● **Exercise prompt**: Starting with the line with "tab-timer-label: Таймер xyxy=(672,64,721,80)" and going on through the line with "option-separate-js-file[interactable]: Создать отдельный", write out the listing again with "Таймер" changed to "Секундомер" and everything else left the same. Give only those lines.

+++ Provided material

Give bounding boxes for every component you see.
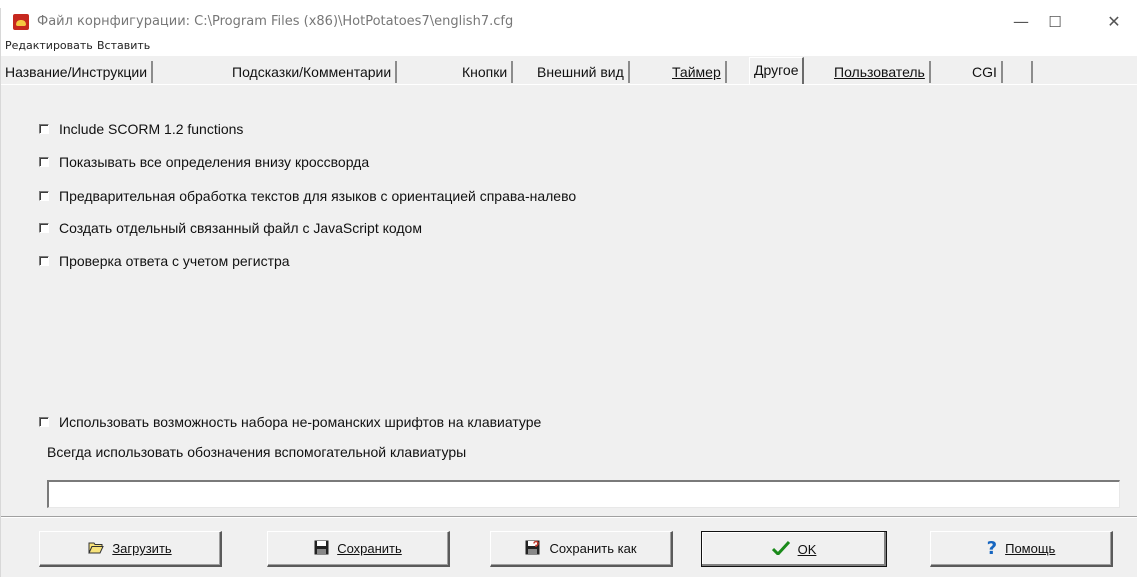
tab-timer-label: Таймер xyxy=(672,64,721,80)
option-case-sensitive[interactable]: Проверка ответа с учетом регистра xyxy=(39,253,290,269)
tab-user[interactable]: Пользователь xyxy=(830,61,931,83)
rtl-checkbox[interactable] xyxy=(39,191,49,201)
option-separate-js-file[interactable]: Создать отдельный связанный файл с JavaS… xyxy=(39,220,422,236)
option-non-roman-keyboard[interactable]: Использовать возможность набора не-роман… xyxy=(39,414,541,430)
option-separate-js-label: Создать отдельный связанный файл с JavaS… xyxy=(59,220,422,236)
help-button-label: Помощь xyxy=(1005,541,1056,556)
tab-user-label: Пользователь xyxy=(834,64,925,80)
tab-buttons[interactable]: Кнопки xyxy=(458,61,514,83)
option-rtl-label: Предварительная обработка текстов для яз… xyxy=(59,188,577,204)
option-case-sensitive-label: Проверка ответа с учетом регистра xyxy=(59,253,290,269)
open-folder-icon xyxy=(88,541,105,557)
window-title: Файл корнфигурации: C:\Program Files (x8… xyxy=(37,14,514,29)
tab-appearance[interactable]: Внешний вид xyxy=(533,61,630,83)
config-window: Файл корнфигурации: C:\Program Files (x8… xyxy=(0,8,1137,577)
floppy-disk-icon xyxy=(314,540,329,558)
save-as-button-label: Сохранить как xyxy=(549,541,637,556)
scorm-checkbox[interactable] xyxy=(39,124,49,134)
keypad-label: Всегда использовать обозначения вспомога… xyxy=(47,444,467,460)
show-clues-checkbox[interactable] xyxy=(39,157,49,167)
save-button-label: Сохранить xyxy=(337,541,402,556)
save-as-button[interactable]: Сохранить как xyxy=(490,531,673,567)
keypad-input[interactable] xyxy=(47,480,1120,508)
option-scorm[interactable]: Include SCORM 1.2 functions xyxy=(39,121,243,137)
close-button[interactable]: ✕ xyxy=(1091,8,1137,36)
option-show-clues-label: Показывать все определения внизу кроссво… xyxy=(59,154,370,170)
tab-other[interactable]: Другое xyxy=(749,57,805,84)
option-show-all-clues[interactable]: Показывать все определения внизу кроссво… xyxy=(39,154,369,170)
checkmark-icon xyxy=(771,540,790,558)
option-scorm-label: Include SCORM 1.2 functions xyxy=(59,121,244,137)
option-non-roman-label: Использовать возможность набора не-роман… xyxy=(59,414,542,430)
save-button[interactable]: Сохранить xyxy=(267,531,450,567)
tab-title-instructions[interactable]: Название/Инструкции xyxy=(1,61,154,83)
menu-bar: Редактировать Вставить xyxy=(1,36,1137,56)
hot-potatoes-app-icon xyxy=(13,14,29,30)
maximize-button[interactable]: ☐ xyxy=(1032,8,1078,36)
tab-hints-comments[interactable]: Подсказки/Комментарии xyxy=(228,61,398,83)
load-button[interactable]: Загрузить xyxy=(39,531,222,567)
menu-insert[interactable]: Вставить xyxy=(97,39,150,52)
separate-js-checkbox[interactable] xyxy=(39,223,49,233)
ok-button[interactable]: OK xyxy=(701,531,887,567)
option-rtl-preprocess[interactable]: Предварительная обработка текстов для яз… xyxy=(39,188,576,204)
case-sensitive-checkbox[interactable] xyxy=(39,256,49,266)
load-button-label: Загрузить xyxy=(112,541,172,556)
non-roman-checkbox[interactable] xyxy=(39,417,49,427)
menu-edit[interactable]: Редактировать xyxy=(5,39,93,52)
help-question-icon: ? xyxy=(986,538,998,559)
ok-button-label: OK xyxy=(797,541,817,557)
save-as-disk-icon xyxy=(525,540,541,558)
tab-timer[interactable]: Таймер xyxy=(668,61,727,83)
tab-cgi[interactable]: CGI xyxy=(968,61,1003,83)
button-separator xyxy=(1,516,1137,518)
tab-strip-end xyxy=(1011,61,1033,83)
tab-strip: Название/Инструкции Подсказки/Комментари… xyxy=(1,57,1137,85)
title-bar: Файл корнфигурации: C:\Program Files (x8… xyxy=(1,8,1137,36)
help-button[interactable]: ? Помощь xyxy=(930,531,1113,567)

++++++

● **Exercise result**:
tab-timer-label: Секундомер xyxy=(672,64,721,80)
option-case-sensitive[interactable]: Проверка ответа с учетом регистра xyxy=(39,253,290,269)
tab-user[interactable]: Пользователь xyxy=(830,61,931,83)
rtl-checkbox[interactable] xyxy=(39,191,49,201)
option-separate-js-file[interactable]: Создать отдельный связанный файл с JavaS… xyxy=(39,220,422,236)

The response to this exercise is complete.